(Excerpt from a dataset)
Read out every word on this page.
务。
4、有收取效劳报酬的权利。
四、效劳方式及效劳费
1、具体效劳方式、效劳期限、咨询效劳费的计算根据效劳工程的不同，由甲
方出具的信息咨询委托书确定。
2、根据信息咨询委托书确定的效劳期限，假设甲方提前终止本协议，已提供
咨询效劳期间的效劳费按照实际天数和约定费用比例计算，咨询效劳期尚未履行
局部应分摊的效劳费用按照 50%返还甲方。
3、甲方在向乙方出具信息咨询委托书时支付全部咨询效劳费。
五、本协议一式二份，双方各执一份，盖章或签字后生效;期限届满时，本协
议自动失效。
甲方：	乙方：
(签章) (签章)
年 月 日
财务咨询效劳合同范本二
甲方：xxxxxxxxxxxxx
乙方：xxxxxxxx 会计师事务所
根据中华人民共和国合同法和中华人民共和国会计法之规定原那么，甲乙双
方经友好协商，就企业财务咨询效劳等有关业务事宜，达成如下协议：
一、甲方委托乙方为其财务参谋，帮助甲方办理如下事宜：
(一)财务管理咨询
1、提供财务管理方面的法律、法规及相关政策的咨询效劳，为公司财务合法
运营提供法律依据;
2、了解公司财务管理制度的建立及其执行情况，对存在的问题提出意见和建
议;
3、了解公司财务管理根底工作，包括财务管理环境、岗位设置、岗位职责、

** AIM OF THE EXERCISE **
Every line above should be printed again exactly as it stands.

** TASK ANSWER **
Read out every word on this page.
务。
4、有收取效劳报酬的权利。
四、效劳方式及效劳费
1、具体效劳方式、效劳期限、咨询效劳费的计算根据效劳工程的不同，由甲
方出具的信息咨询委托书确定。
2、根据信息咨询委托书确定的效劳期限，假设甲方提前终止本协议，已提供
咨询效劳期间的效劳费按照实际天数和约定费用比例计算，咨询效劳期尚未履行
局部应分摊的效劳费用按照 50%返还甲方。
3、甲方在向乙方出具信息咨询委托书时支付全部咨询效劳费。
五、本协议一式二份，双方各执一份，盖章或签字后生效;期限届满时，本协
议自动失效。
甲方：	乙方：
(签章) (签章)
年 月 日
财务咨询效劳合同范本二
甲方：xxxxxxxxxxxxx
乙方：xxxxxxxx 会计师事务所
根据中华人民共和国合同法和中华人民共和国会计法之规定原那么，甲乙双
方经友好协商，就企业财务咨询效劳等有关业务事宜，达成如下协议：
一、甲方委托乙方为其财务参谋，帮助甲方办理如下事宜：
(一)财务管理咨询
1、提供财务管理方面的法律、法规及相关政策的咨询效劳，为公司财务合法
运营提供法律依据;
2、了解公司财务管理制度的建立及其执行情况，对存在的问题提出意见和建
议;
3、了解公司财务管理根底工作，包括财务管理环境、岗位设置、岗位职责、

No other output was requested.